* [Description of the task]: Can you render each line of the material below as a row in a Markdown table with the columns "No." and "Entry", leaving out any blank lines?

+---+

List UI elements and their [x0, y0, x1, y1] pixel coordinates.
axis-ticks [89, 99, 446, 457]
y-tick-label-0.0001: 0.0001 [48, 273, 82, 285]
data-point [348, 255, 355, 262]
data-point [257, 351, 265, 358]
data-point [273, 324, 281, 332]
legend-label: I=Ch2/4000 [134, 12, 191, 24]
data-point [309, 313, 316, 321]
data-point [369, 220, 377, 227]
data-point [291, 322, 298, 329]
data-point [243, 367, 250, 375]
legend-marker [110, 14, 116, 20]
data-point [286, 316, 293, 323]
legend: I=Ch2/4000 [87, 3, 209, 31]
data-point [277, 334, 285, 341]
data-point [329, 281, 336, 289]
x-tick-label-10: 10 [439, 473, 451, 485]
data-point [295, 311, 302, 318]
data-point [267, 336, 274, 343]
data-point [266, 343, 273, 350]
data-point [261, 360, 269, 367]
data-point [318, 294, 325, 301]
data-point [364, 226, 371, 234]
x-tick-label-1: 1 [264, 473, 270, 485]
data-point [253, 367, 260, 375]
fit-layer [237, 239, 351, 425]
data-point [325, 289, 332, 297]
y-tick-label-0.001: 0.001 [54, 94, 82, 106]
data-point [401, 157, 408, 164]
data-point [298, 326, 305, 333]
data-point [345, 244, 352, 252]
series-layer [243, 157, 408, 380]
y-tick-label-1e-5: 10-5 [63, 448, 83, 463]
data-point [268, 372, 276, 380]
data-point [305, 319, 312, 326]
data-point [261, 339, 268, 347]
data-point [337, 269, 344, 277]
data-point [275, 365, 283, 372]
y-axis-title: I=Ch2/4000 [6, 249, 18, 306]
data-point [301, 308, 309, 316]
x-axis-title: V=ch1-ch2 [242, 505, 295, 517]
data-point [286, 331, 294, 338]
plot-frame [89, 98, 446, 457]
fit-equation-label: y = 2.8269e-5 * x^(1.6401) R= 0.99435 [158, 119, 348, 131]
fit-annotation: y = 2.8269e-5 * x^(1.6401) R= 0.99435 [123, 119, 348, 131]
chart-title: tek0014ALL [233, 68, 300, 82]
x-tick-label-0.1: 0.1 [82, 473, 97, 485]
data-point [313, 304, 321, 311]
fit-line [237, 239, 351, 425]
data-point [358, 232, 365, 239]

+---+

* [Exercise answer]:
| No. | Entry |
|---|---|
| 1 | List UI elements and their [x0, y0, x1, y1] pixel coordinates. |
| 2 | axis-ticks [89, 99, 446, 457] |
| 3 | y-tick-label-0.0001: 0.0001 [48, 273, 82, 285] |
| 4 | data-point [348, 255, 355, 262] |
| 5 | data-point [257, 351, 265, 358] |
| 6 | data-point [273, 324, 281, 332] |
| 7 | legend-label: I=Ch2/4000 [134, 12, 191, 24] |
| 8 | data-point [309, 313, 316, 321] |
| 9 | data-point [369, 220, 377, 227] |
| 10 | data-point [291, 322, 298, 329] |
| 11 | data-point [243, 367, 250, 375] |
| 12 | legend-marker [110, 14, 116, 20] |
| 13 | data-point [286, 316, 293, 323] |
| 14 | legend: I=Ch2/4000 [87, 3, 209, 31] |
| 15 | data-point [277, 334, 285, 341] |
| 16 | data-point [329, 281, 336, 289] |
| 17 | x-tick-label-10: 10 [439, 473, 451, 485] |
| 18 | data-point [295, 311, 302, 318] |
| 19 | data-point [267, 336, 274, 343] |
| 20 | data-point [266, 343, 273, 350] |
| 21 | data-point [261, 360, 269, 367] |
| 22 | data-point [318, 294, 325, 301] |
| 23 | data-point [364, 226, 371, 234] |
| 24 | x-tick-label-1: 1 [264, 473, 270, 485] |
| 25 | data-point [253, 367, 260, 375] |
| 26 | fit-layer [237, 239, 351, 425] |
| 27 | data-point [325, 289, 332, 297] |
| 28 | y-tick-label-0.001: 0.001 [54, 94, 82, 106] |
| 29 | data-point [401, 157, 408, 164] |
| 30 | data-point [298, 326, 305, 333] |
| 31 | data-point [345, 244, 352, 252] |
| 32 | series-layer [243, 157, 408, 380] |
| 33 | y-tick-label-1e-5: 10-5 [63, 448, 83, 463] |
| 34 | data-point [268, 372, 276, 380] |
| 35 | data-point [305, 319, 312, 326] |
| 36 | data-point [261, 339, 268, 347] |
| 37 | data-point [337, 269, 344, 277] |
| 38 | data-point [275, 365, 283, 372] |
| 39 | y-axis-title: I=Ch2/4000 [6, 249, 18, 306] |
| 40 | data-point [301, 308, 309, 316] |
| 41 | x-axis-title: V=ch1-ch2 [242, 505, 295, 517] |
| 42 | data-point [286, 331, 294, 338] |
| 43 | plot-frame [89, 98, 446, 457] |
| 44 | fit-equation-label: y = 2.8269e-5 * x^(1.6401) R= 0.99435 [158, 119, 348, 131] |
| 45 | fit-annotation: y = 2.8269e-5 * x^(1.6401) R= 0.99435 [123, 119, 348, 131] |
| 46 | chart-title: tek0014ALL [233, 68, 300, 82] |
| 47 | x-tick-label-0.1: 0.1 [82, 473, 97, 485] |
| 48 | data-point [313, 304, 321, 311] |
| 49 | fit-line [237, 239, 351, 425] |
| 50 | data-point [358, 232, 365, 239] |